The Algae Meadow by Seyi Adelekun and Wayward for the V&A
Image by Luke O’Donovan
Created by Seyi Adelekun and Wayward, in collaboration with the V&A, and working with specialists from UCL and Imperial College London. Visitors were able to meander through a vertical wildflower meadow which connects the architecture of Exhibition Road to the depths of the Serpentine Lake in Hyde Park through a hydroponic algae canopy. Standing outside the Natural History Museum, this installation was constructed from local, responsibly sourced and recycled material and was a community build project giving opportunities to London based students and volunteers from the Black Females in Architecture network.
Home Away from Hive by Mizzi Studio for the Science Museum
Mizzi Studio created an organic, nest-like timber lattice, layered with medicinal and pollinating plants in consultation with garden designers from the Royal Botanic Gardens, Kew. Creating a link with Medicine: The Wellcome Galleries at the Science Museum and Kensington and Chelsea Council’s Bee SuperHighway, the installation provided an immersive hive of discovery, education and biodiversity. Built by Firecracker Works, visitors were able to walk in and around the structure, whose undulations echo those of natural earth mounds and hives. Inside the structure, plants and daylight poured in to provide beautiful spaces for respite and care for insects as well as joy for visitors.
Windflower by Urban Radicals with Adam Harris for the Geothe Institute
Urban Radicals with Adam Harris, modified and re-purposed a decommissioned wind turbine blade bringing the scale and surprising beauty of this mega-structure into the city centre. This was planted with wildflowers to attract pollinators while allowing visitors to walk through, sit on or enjoy it.
Commission
The Wildian by Fran Kirk and Patrick McEvoy
Sitting alongside the South Ken Green Trail, installed along Exhibition Road this summer, this commission The Wildian draws its inspiration from the extravagant designs of Victorian terrariums, which were originally known as Wardian Cases. These were invented by botanist Nathaniel Bagshaw Ward in 1829, and gained popularity in Victorian London where they evolved into elaborate display cases for celebrating and showcasing growing plants in the polluted city.
Forming a critical part of the RKBC’s Bee Superhighway, Fran and Patrick’s design for the installation centres around attracting and nurturing pollinators, with the structure painted shades of purple, a colour that is especially attractive to bees and a curated assortment of plants and wildflowers.
The Wildian was designed and constructed with the help of Prewett Bizley Architects, Meanwhile Gardens and EWM Bespoke Interiors.
Afterlife
Following their installation in South Kensington, each of the winning structures was rehoused: The Algae Meadow at Essendine Primary School (West London), Windflower at Boulsfield Primary School and Ark Burlington Danes Academy, Home Away From Hive at the National Collections Centre site in Wiltshire.

• • • • • • •

How to complete this task:
According to the passage on the South Kensington installations, who invented the Wardian Cases, and in what year?

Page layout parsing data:
• • • • • • •

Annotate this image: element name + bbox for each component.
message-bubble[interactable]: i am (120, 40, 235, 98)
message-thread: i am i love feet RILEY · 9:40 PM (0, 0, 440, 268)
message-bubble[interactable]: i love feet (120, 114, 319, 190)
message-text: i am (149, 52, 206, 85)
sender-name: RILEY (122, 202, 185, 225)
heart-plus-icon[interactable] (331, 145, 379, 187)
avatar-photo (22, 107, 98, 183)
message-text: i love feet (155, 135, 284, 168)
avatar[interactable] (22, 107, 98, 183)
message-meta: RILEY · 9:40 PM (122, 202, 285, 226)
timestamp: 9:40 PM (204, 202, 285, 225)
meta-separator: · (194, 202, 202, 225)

• • • • • • •

Answer for this exercise:
The botanist Nathaniel Bagshaw Ward invented them in 1829.